• Exercise requirements
**a)** In the passage on memory and generation, shorten the paragraph beginning "In his methodological critique of memory studies" and keep its main facts.
**b)** In the rows, edit everything from the line containing "1051, 111, 1092]" down to the line containing "1104, 169, 1132]" by replacing "interest-chip" with "hobby-chip", and return only those lines.

• Source excerpt
######

Graffito stating: ‘Look the aliens destroyed the bridge. UFO=HVO’, 2006. Photo by the author

In his methodological critique of memory studies, Kansteiner argues that what studies on memory have to offer is ‘the opportunity to acknowledge that historical representations are negotiated, selective, present-oriented, and relative, while insisting that the experiences they reflect cannot be manipulated at will’ (Kansteiner 2002: 180). I took this area of tension between historical representations in the making and personal experiences as a point of departure when probing into questions of memory and generation in Mostar.

As shown in the book, individuals are not only exposed to changing political contexts but are also confronted by their personal past and present experiences, which serve as the backdrop against which they rethink the past in the present. By now we have become so sensitive to the idea of the flexibility of the past that we tend to forget that it rests—at least to a certain degree—on an experiential base (Irwin-Zarecka 1994: 17). Appadurai (1981) argues that the past does not offer an infinite source for interpretation but is always told within certain cultural norms and rules. In this book I have demonstrated that the past is not an unlimited resource by showing how it is genuinely influenced, not only by a predefined discursive space but also by people’s personal experiences. By looking at the intersection of memory and generations, both continuities and discontinuities become apparent. By introducing the concept of ‘generational positioning’, this book demonstrates how the past informs the present (and thereby generates the potential for persistence) as well as how the present informs the past (and thereby creates the potential for change).

######

• Input data
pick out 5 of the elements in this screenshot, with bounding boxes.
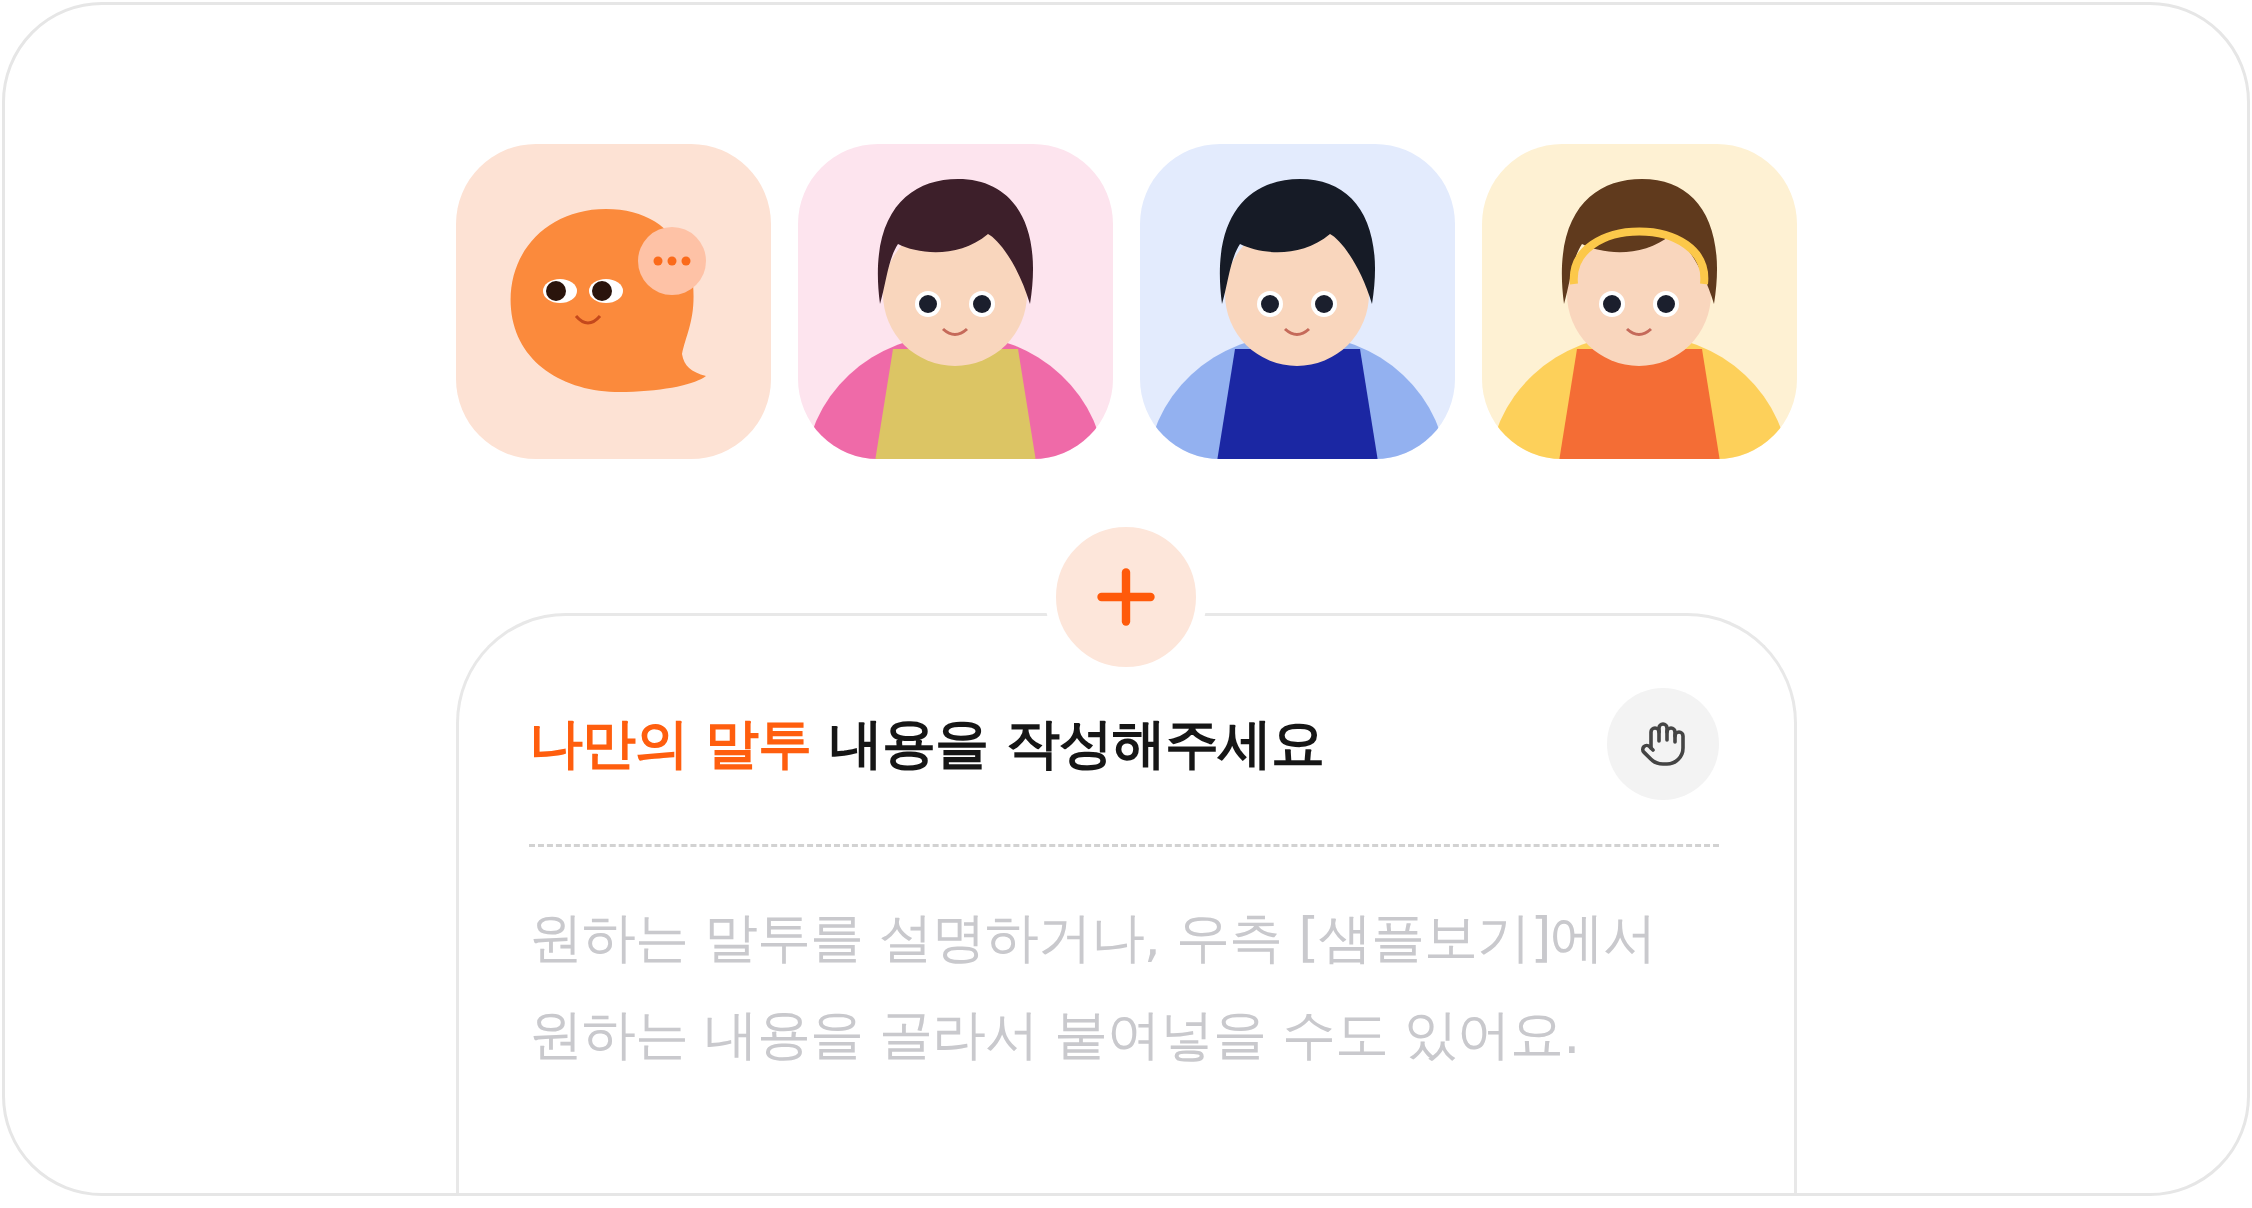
woman-avatar[interactable] [797, 144, 1113, 459]
girl-avatar[interactable] [1481, 144, 1797, 459]
man-avatar[interactable] [1139, 144, 1455, 459]
editor-title: 나만의 말투 내용을 작성해주세요 [528, 710, 1324, 777]
hand-icon [1638, 720, 1687, 768]
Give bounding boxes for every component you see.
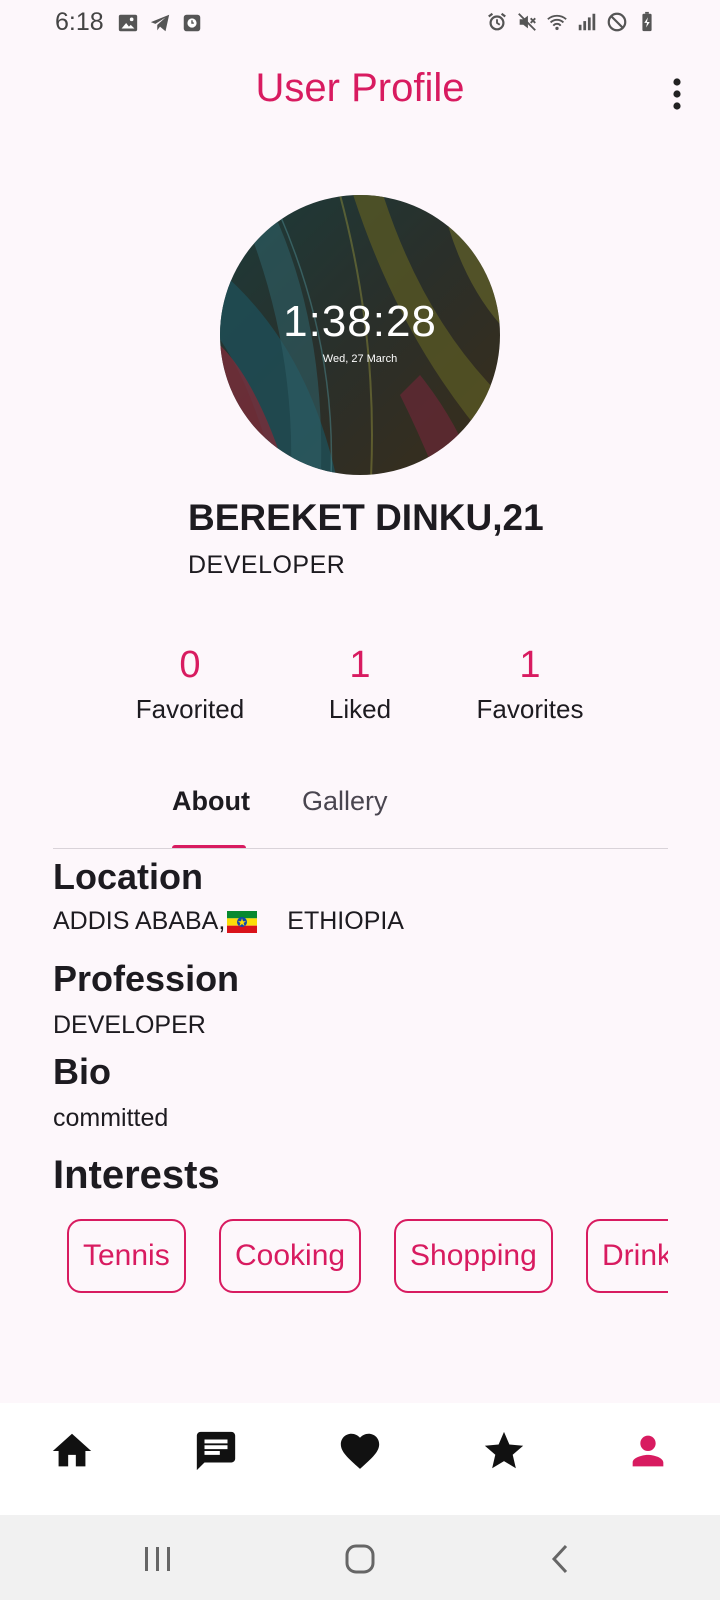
bio-title: Bio	[53, 1051, 111, 1092]
location-value: ADDIS ABABA, ETHIOPIA	[53, 907, 404, 936]
avatar[interactable]: 1:38:28 Wed, 27 March	[220, 195, 500, 475]
heart-icon	[340, 1433, 380, 1469]
home-circle-icon[interactable]	[338, 1537, 382, 1581]
alarm-icon	[488, 12, 506, 31]
interests-title: Interests	[53, 1153, 220, 1197]
stat-favorites[interactable]: 1 Favorites	[430, 642, 630, 725]
interest-chip[interactable]: Drink	[586, 1219, 668, 1293]
interest-chip[interactable]: Shopping	[394, 1219, 553, 1293]
system-navigation-bar	[0, 1515, 720, 1600]
more-vert-icon[interactable]	[660, 76, 694, 116]
gallery-icon	[118, 14, 138, 32]
nav-favorites-heart[interactable]	[330, 1421, 390, 1481]
star-icon	[484, 1431, 524, 1469]
tab-about[interactable]: About	[172, 786, 250, 817]
status-time: 6:18	[55, 8, 104, 36]
stat-label: Favorites	[476, 694, 584, 724]
nav-chat[interactable]	[186, 1421, 246, 1481]
profession-title: Profession	[53, 958, 240, 999]
interest-chip[interactable]: Tennis	[67, 1219, 186, 1293]
status-bar: 6:18	[0, 0, 720, 48]
bottom-navigation	[0, 1403, 720, 1515]
profession-value: DEVELOPER	[53, 1011, 206, 1039]
nav-home[interactable]	[42, 1421, 102, 1481]
profile-name: BEREKET DINKU,21	[188, 497, 544, 538]
back-icon[interactable]	[540, 1537, 584, 1581]
bio-value: committed	[53, 1104, 169, 1132]
mute-icon	[518, 13, 536, 31]
stat-value: 1	[519, 644, 541, 686]
nav-profile[interactable]	[618, 1421, 678, 1481]
interests-chip-list[interactable]: Tennis Cooking Shopping Drink	[53, 1219, 668, 1301]
home-icon	[52, 1433, 92, 1467]
tab-gallery[interactable]: Gallery	[302, 786, 388, 817]
profile-role: DEVELOPER	[188, 551, 346, 579]
do-not-disturb-icon	[607, 12, 627, 32]
tab-divider	[53, 848, 668, 849]
wifi-icon	[547, 14, 567, 31]
location-city: ADDIS ABABA,	[53, 907, 226, 935]
recents-icon[interactable]	[136, 1537, 180, 1581]
chat-icon	[196, 1431, 236, 1471]
signal-icon	[578, 13, 596, 31]
page-title: User Profile	[255, 66, 465, 110]
telegram-icon	[150, 14, 170, 32]
location-country: ETHIOPIA	[287, 907, 404, 935]
battery-charging-icon	[642, 11, 652, 32]
avatar-clock-text: 1:38:28	[283, 297, 437, 346]
person-icon	[632, 1435, 664, 1467]
clock-app-icon	[183, 14, 201, 32]
avatar-date-text: Wed, 27 March	[322, 353, 398, 365]
ethiopia-flag-icon	[227, 911, 258, 934]
interest-chip[interactable]: Cooking	[219, 1219, 362, 1293]
nav-star[interactable]	[474, 1421, 534, 1481]
location-title: Location	[53, 856, 203, 897]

######

• Task results
**a)** Kansteiner's methodological critique of memory studies holds that their value lies in recognizing historical representations as negotiated, selective, present-oriented and relative, while insisting that the experiences behind them cannot be manipulated at will (Kansteiner 2002: 180). The author took this tension between historical representations in the making and personal experiences as the starting point for examining memory and generation in Mostar.

**b)**
bio-title: Bio	[53, 1051, 111, 1092]
location-value: ADDIS ABABA, ETHIOPIA	[53, 907, 404, 936]
avatar[interactable]: 1:38:28 Wed, 27 March	[220, 195, 500, 475]
heart-icon	[340, 1433, 380, 1469]
home-circle-icon[interactable]	[338, 1537, 382, 1581]
alarm-icon	[488, 12, 506, 31]
interests-title: Interests	[53, 1153, 220, 1197]
stat-favorites[interactable]: 1 Favorites	[430, 642, 630, 725]
hobby-chip[interactable]: Drink	[586, 1219, 668, 1293]
hobby-chip[interactable]: Shopping	[394, 1219, 553, 1293]
system-navigation-bar	[0, 1515, 720, 1600]
more-vert-icon[interactable]	[660, 76, 694, 116]
gallery-icon	[118, 14, 138, 32]
nav-favorites-heart[interactable]	[330, 1421, 390, 1481]
star-icon	[484, 1431, 524, 1469]
tab-about[interactable]: About	[172, 786, 250, 817]
status-time: 6:18	[55, 8, 104, 36]
stat-label: Favorites	[476, 694, 584, 724]
nav-chat[interactable]	[186, 1421, 246, 1481]
profession-title: Profession	[53, 958, 240, 999]
hobby-chip[interactable]: Tennis	[67, 1219, 186, 1293]
status-bar: 6:18	[0, 0, 720, 48]
bottom-navigation	[0, 1403, 720, 1515]
profession-value: DEVELOPER	[53, 1011, 206, 1039]
nav-home[interactable]	[42, 1421, 102, 1481]
profile-name: BEREKET DINKU,21	[188, 497, 544, 538]
back-icon[interactable]	[540, 1537, 584, 1581]
bio-value: committed	[53, 1104, 169, 1132]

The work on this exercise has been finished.